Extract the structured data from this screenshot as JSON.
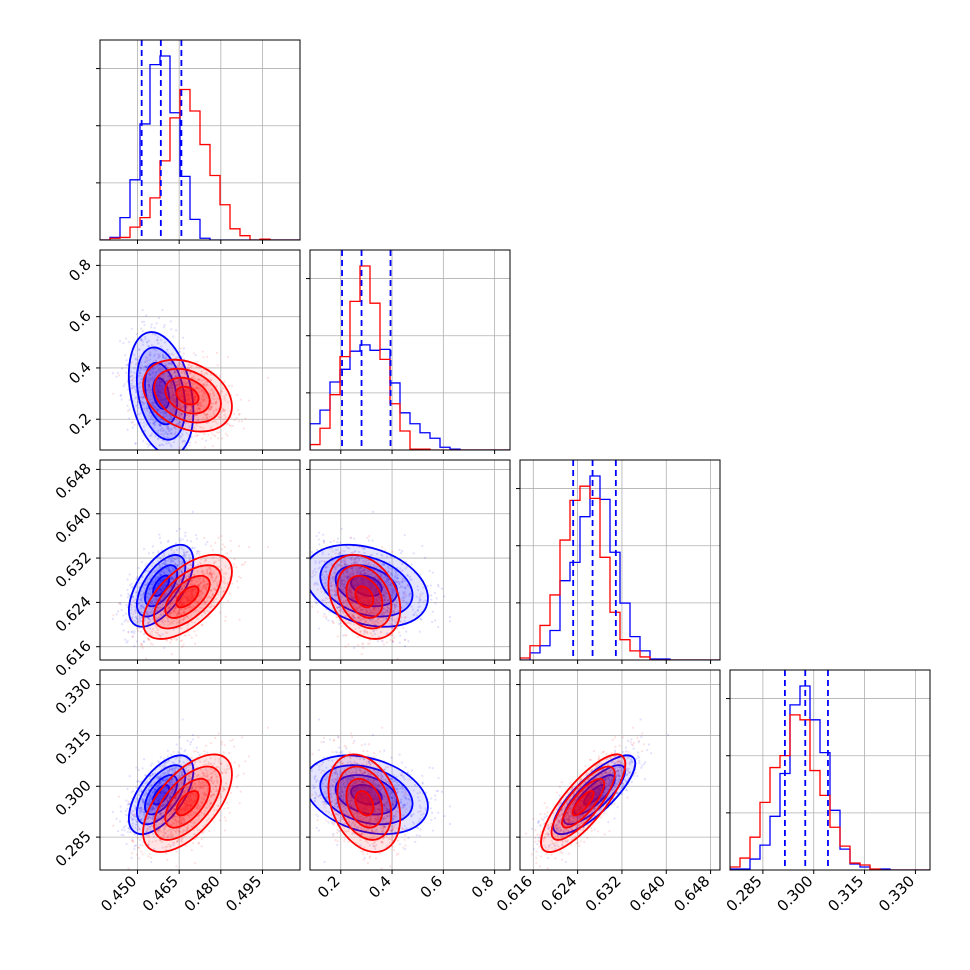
{
  "chart_data": {
    "type": "corner",
    "parameters": [
      {
        "ticks": [
          0.45,
          0.465,
          0.48,
          0.495
        ],
        "tick_labels": [
          "0.450",
          "0.465",
          "0.480",
          "0.495"
        ],
        "range": [
          0.4365,
          0.5085
        ],
        "quantiles": [
          0.4515,
          0.4584,
          0.4658
        ]
      },
      {
        "ticks": [
          0.2,
          0.4,
          0.6,
          0.8
        ],
        "tick_labels": [
          "0.2",
          "0.4",
          "0.6",
          "0.8"
        ],
        "range": [
          0.08,
          0.86
        ],
        "quantiles": [
          0.205,
          0.281,
          0.394
        ]
      },
      {
        "ticks": [
          0.616,
          0.624,
          0.632,
          0.64,
          0.648
        ],
        "tick_labels": [
          "0.616",
          "0.624",
          "0.632",
          "0.640",
          "0.648"
        ],
        "range": [
          0.6136,
          0.6497
        ],
        "quantiles": [
          0.6232,
          0.6267,
          0.6309
        ]
      },
      {
        "ticks": [
          0.285,
          0.3,
          0.315,
          0.33
        ],
        "tick_labels": [
          "0.285",
          "0.300",
          "0.315",
          "0.330"
        ],
        "range": [
          0.2753,
          0.3343
        ],
        "quantiles": [
          0.2915,
          0.2975,
          0.3042
        ]
      }
    ],
    "series": [
      {
        "color": "#0000ff",
        "mean": [
          0.4585,
          0.3,
          0.627,
          0.2975
        ],
        "std": [
          0.0058,
          0.12,
          0.0037,
          0.0058
        ]
      },
      {
        "color": "#ff0000",
        "mean": [
          0.468,
          0.292,
          0.625,
          0.295
        ],
        "std": [
          0.008,
          0.07,
          0.0038,
          0.0072
        ]
      }
    ],
    "quantile_line_color": "#0000ff",
    "grid": true
  }
}
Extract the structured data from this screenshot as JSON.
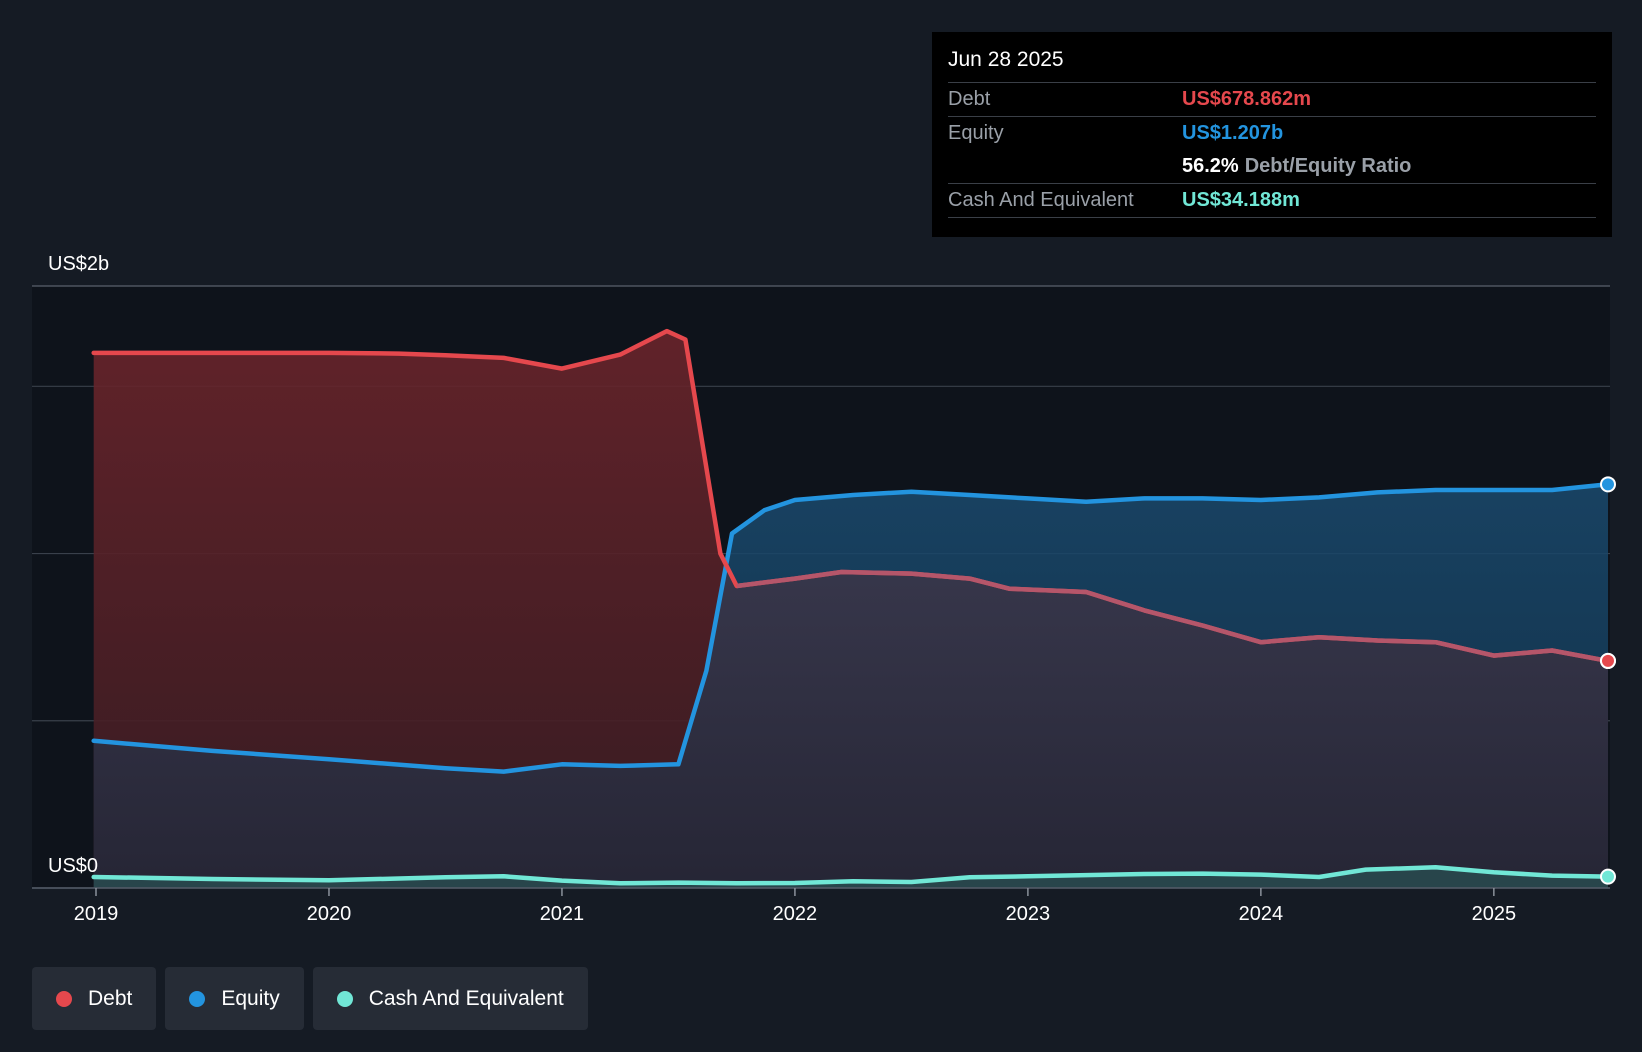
{
  "colors": {
    "debt": "#e5484d",
    "equity": "#2394df",
    "cash": "#71e7d6",
    "grid": "#39404b",
    "plot_bg": "#0e131b"
  },
  "tooltip": {
    "date": "Jun 28 2025",
    "debt_label": "Debt",
    "debt_value": "US$678.862m",
    "equity_label": "Equity",
    "equity_value": "US$1.207b",
    "ratio_value": "56.2%",
    "ratio_label": "Debt/Equity Ratio",
    "cash_label": "Cash And Equivalent",
    "cash_value": "US$34.188m"
  },
  "legend": [
    {
      "label": "Debt",
      "color_key": "debt"
    },
    {
      "label": "Equity",
      "color_key": "equity"
    },
    {
      "label": "Cash And Equivalent",
      "color_key": "cash"
    }
  ],
  "chart_data": {
    "type": "area",
    "title": "",
    "xlabel": "",
    "ylabel": "",
    "xlim": [
      2019.0,
      2025.49
    ],
    "ylim": [
      0,
      1.8
    ],
    "y_tick_labels": [
      {
        "value": 1.8,
        "label": "US$2b"
      },
      {
        "value": 0,
        "label": "US$0"
      }
    ],
    "gridlines": [
      0,
      0.5,
      1.0,
      1.5,
      1.8
    ],
    "x_ticks": [
      {
        "value": 2019,
        "label": "2019"
      },
      {
        "value": 2020,
        "label": "2020"
      },
      {
        "value": 2021,
        "label": "2021"
      },
      {
        "value": 2022,
        "label": "2022"
      },
      {
        "value": 2023,
        "label": "2023"
      },
      {
        "value": 2024,
        "label": "2024"
      },
      {
        "value": 2025,
        "label": "2025"
      }
    ],
    "series": [
      {
        "name": "Debt",
        "color_key": "debt",
        "points": [
          [
            2018.99,
            1.6
          ],
          [
            2019.5,
            1.6
          ],
          [
            2020.0,
            1.6
          ],
          [
            2020.3,
            1.598
          ],
          [
            2020.5,
            1.593
          ],
          [
            2020.75,
            1.585
          ],
          [
            2021.0,
            1.553
          ],
          [
            2021.25,
            1.595
          ],
          [
            2021.45,
            1.665
          ],
          [
            2021.53,
            1.64
          ],
          [
            2021.68,
            1.0
          ],
          [
            2021.75,
            0.903
          ],
          [
            2022.0,
            0.925
          ],
          [
            2022.2,
            0.945
          ],
          [
            2022.5,
            0.94
          ],
          [
            2022.75,
            0.925
          ],
          [
            2022.92,
            0.895
          ],
          [
            2023.25,
            0.885
          ],
          [
            2023.5,
            0.83
          ],
          [
            2023.75,
            0.785
          ],
          [
            2024.0,
            0.735
          ],
          [
            2024.25,
            0.75
          ],
          [
            2024.5,
            0.74
          ],
          [
            2024.75,
            0.735
          ],
          [
            2025.0,
            0.695
          ],
          [
            2025.25,
            0.71
          ],
          [
            2025.49,
            0.679
          ]
        ]
      },
      {
        "name": "Equity",
        "color_key": "equity",
        "points": [
          [
            2018.99,
            0.44
          ],
          [
            2019.5,
            0.41
          ],
          [
            2020.0,
            0.385
          ],
          [
            2020.5,
            0.358
          ],
          [
            2020.75,
            0.348
          ],
          [
            2021.0,
            0.37
          ],
          [
            2021.25,
            0.365
          ],
          [
            2021.5,
            0.37
          ],
          [
            2021.62,
            0.65
          ],
          [
            2021.73,
            1.06
          ],
          [
            2021.87,
            1.13
          ],
          [
            2022.0,
            1.16
          ],
          [
            2022.25,
            1.175
          ],
          [
            2022.5,
            1.185
          ],
          [
            2022.75,
            1.175
          ],
          [
            2023.0,
            1.165
          ],
          [
            2023.25,
            1.155
          ],
          [
            2023.5,
            1.165
          ],
          [
            2023.75,
            1.165
          ],
          [
            2024.0,
            1.16
          ],
          [
            2024.25,
            1.168
          ],
          [
            2024.5,
            1.183
          ],
          [
            2024.75,
            1.19
          ],
          [
            2025.0,
            1.19
          ],
          [
            2025.25,
            1.19
          ],
          [
            2025.49,
            1.207
          ]
        ]
      },
      {
        "name": "Cash And Equivalent",
        "color_key": "cash",
        "points": [
          [
            2018.99,
            0.033
          ],
          [
            2019.5,
            0.027
          ],
          [
            2020.0,
            0.023
          ],
          [
            2020.5,
            0.032
          ],
          [
            2020.75,
            0.035
          ],
          [
            2021.0,
            0.022
          ],
          [
            2021.25,
            0.014
          ],
          [
            2021.5,
            0.016
          ],
          [
            2021.75,
            0.014
          ],
          [
            2022.0,
            0.015
          ],
          [
            2022.25,
            0.02
          ],
          [
            2022.5,
            0.018
          ],
          [
            2022.75,
            0.032
          ],
          [
            2023.0,
            0.035
          ],
          [
            2023.5,
            0.042
          ],
          [
            2023.75,
            0.043
          ],
          [
            2024.0,
            0.04
          ],
          [
            2024.25,
            0.033
          ],
          [
            2024.45,
            0.055
          ],
          [
            2024.75,
            0.062
          ],
          [
            2025.0,
            0.047
          ],
          [
            2025.25,
            0.037
          ],
          [
            2025.49,
            0.034
          ]
        ]
      }
    ]
  }
}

---

## Problem details
Write out again every line above exactly as given; the pictures do not belong in the copy.

## Correct answer
Extract the structured data from this screenshot as JSON.
{
  "chart_data": {
    "type": "corner",
    "parameters": [
      {
        "ticks": [
          0.45,
          0.465,
          0.48,
          0.495
        ],
        "tick_labels": [
          "0.450",
          "0.465",
          "0.480",
          "0.495"
        ],
        "range": [
          0.4365,
          0.5085
        ],
        "quantiles": [
          0.4515,
          0.4584,
          0.4658
        ]
      },
      {
        "ticks": [
          0.2,
          0.4,
          0.6,
          0.8
        ],
        "tick_labels": [
          "0.2",
          "0.4",
          "0.6",
          "0.8"
        ],
        "range": [
          0.08,
          0.86
        ],
        "quantiles": [
          0.205,
          0.281,
          0.394
        ]
      },
      {
        "ticks": [
          0.616,
          0.624,
          0.632,
          0.64,
          0.648
        ],
        "tick_labels": [
          "0.616",
          "0.624",
          "0.632",
          "0.640",
          "0.648"
        ],
        "range": [
          0.6136,
          0.6497
        ],
        "quantiles": [
          0.6232,
          0.6267,
          0.6309
        ]
      },
      {
        "ticks": [
          0.285,
          0.3,
          0.315,
          0.33
        ],
        "tick_labels": [
          "0.285",
          "0.300",
          "0.315",
          "0.330"
        ],
        "range": [
          0.2753,
          0.3343
        ],
        "quantiles": [
          0.2915,
          0.2975,
          0.3042
        ]
      }
    ],
    "series": [
      {
        "color": "#0000ff",
        "mean": [
          0.4585,
          0.3,
          0.627,
          0.2975
        ],
        "std": [
          0.0058,
          0.12,
          0.0037,
          0.0058
        ]
      },
      {
        "color": "#ff0000",
        "mean": [
          0.468,
          0.292,
          0.625,
          0.295
        ],
        "std": [
          0.008,
          0.07,
          0.0038,
          0.0072
        ]
      }
    ],
    "quantile_line_color": "#0000ff",
    "grid": true
  }
}
Extract the structured data from this screenshot as JSON.
{
  "colors": {
    "debt": "#e5484d",
    "equity": "#2394df",
    "cash": "#71e7d6",
    "grid": "#39404b",
    "plot_bg": "#0e131b"
  },
  "tooltip": {
    "date": "Jun 28 2025",
    "debt_label": "Debt",
    "debt_value": "US$678.862m",
    "equity_label": "Equity",
    "equity_value": "US$1.207b",
    "ratio_value": "56.2%",
    "ratio_label": "Debt/Equity Ratio",
    "cash_label": "Cash And Equivalent",
    "cash_value": "US$34.188m"
  },
  "legend": [
    {
      "label": "Debt",
      "color_key": "debt"
    },
    {
      "label": "Equity",
      "color_key": "equity"
    },
    {
      "label": "Cash And Equivalent",
      "color_key": "cash"
    }
  ],
  "chart_data": {
    "type": "area",
    "title": "",
    "xlabel": "",
    "ylabel": "",
    "xlim": [
      2019.0,
      2025.49
    ],
    "ylim": [
      0,
      1.8
    ],
    "y_tick_labels": [
      {
        "value": 1.8,
        "label": "US$2b"
      },
      {
        "value": 0,
        "label": "US$0"
      }
    ],
    "gridlines": [
      0,
      0.5,
      1.0,
      1.5,
      1.8
    ],
    "x_ticks": [
      {
        "value": 2019,
        "label": "2019"
      },
      {
        "value": 2020,
        "label": "2020"
      },
      {
        "value": 2021,
        "label": "2021"
      },
      {
        "value": 2022,
        "label": "2022"
      },
      {
        "value": 2023,
        "label": "2023"
      },
      {
        "value": 2024,
        "label": "2024"
      },
      {
        "value": 2025,
        "label": "2025"
      }
    ],
    "series": [
      {
        "name": "Debt",
        "color_key": "debt",
        "points": [
          [
            2018.99,
            1.6
          ],
          [
            2019.5,
            1.6
          ],
          [
            2020.0,
            1.6
          ],
          [
            2020.3,
            1.598
          ],
          [
            2020.5,
            1.593
          ],
          [
            2020.75,
            1.585
          ],
          [
            2021.0,
            1.553
          ],
          [
            2021.25,
            1.595
          ],
          [
            2021.45,
            1.665
          ],
          [
            2021.53,
            1.64
          ],
          [
            2021.68,
            1.0
          ],
          [
            2021.75,
            0.903
          ],
          [
            2022.0,
            0.925
          ],
          [
            2022.2,
            0.945
          ],
          [
            2022.5,
            0.94
          ],
          [
            2022.75,
            0.925
          ],
          [
            2022.92,
            0.895
          ],
          [
            2023.25,
            0.885
          ],
          [
            2023.5,
            0.83
          ],
          [
            2023.75,
            0.785
          ],
          [
            2024.0,
            0.735
          ],
          [
            2024.25,
            0.75
          ],
          [
            2024.5,
            0.74
          ],
          [
            2024.75,
            0.735
          ],
          [
            2025.0,
            0.695
          ],
          [
            2025.25,
            0.71
          ],
          [
            2025.49,
            0.679
          ]
        ]
      },
      {
        "name": "Equity",
        "color_key": "equity",
        "points": [
          [
            2018.99,
            0.44
          ],
          [
            2019.5,
            0.41
          ],
          [
            2020.0,
            0.385
          ],
          [
            2020.5,
            0.358
          ],
          [
            2020.75,
            0.348
          ],
          [
            2021.0,
            0.37
          ],
          [
            2021.25,
            0.365
          ],
          [
            2021.5,
            0.37
          ],
          [
            2021.62,
            0.65
          ],
          [
            2021.73,
            1.06
          ],
          [
            2021.87,
            1.13
          ],
          [
            2022.0,
            1.16
          ],
          [
            2022.25,
            1.175
          ],
          [
            2022.5,
            1.185
          ],
          [
            2022.75,
            1.175
          ],
          [
            2023.0,
            1.165
          ],
          [
            2023.25,
            1.155
          ],
          [
            2023.5,
            1.165
          ],
          [
            2023.75,
            1.165
          ],
          [
            2024.0,
            1.16
          ],
          [
            2024.25,
            1.168
          ],
          [
            2024.5,
            1.183
          ],
          [
            2024.75,
            1.19
          ],
          [
            2025.0,
            1.19
          ],
          [
            2025.25,
            1.19
          ],
          [
            2025.49,
            1.207
          ]
        ]
      },
      {
        "name": "Cash And Equivalent",
        "color_key": "cash",
        "points": [
          [
            2018.99,
            0.033
          ],
          [
            2019.5,
            0.027
          ],
          [
            2020.0,
            0.023
          ],
          [
            2020.5,
            0.032
          ],
          [
            2020.75,
            0.035
          ],
          [
            2021.0,
            0.022
          ],
          [
            2021.25,
            0.014
          ],
          [
            2021.5,
            0.016
          ],
          [
            2021.75,
            0.014
          ],
          [
            2022.0,
            0.015
          ],
          [
            2022.25,
            0.02
          ],
          [
            2022.5,
            0.018
          ],
          [
            2022.75,
            0.032
          ],
          [
            2023.0,
            0.035
          ],
          [
            2023.5,
            0.042
          ],
          [
            2023.75,
            0.043
          ],
          [
            2024.0,
            0.04
          ],
          [
            2024.25,
            0.033
          ],
          [
            2024.45,
            0.055
          ],
          [
            2024.75,
            0.062
          ],
          [
            2025.0,
            0.047
          ],
          [
            2025.25,
            0.037
          ],
          [
            2025.49,
            0.034
          ]
        ]
      }
    ]
  }
}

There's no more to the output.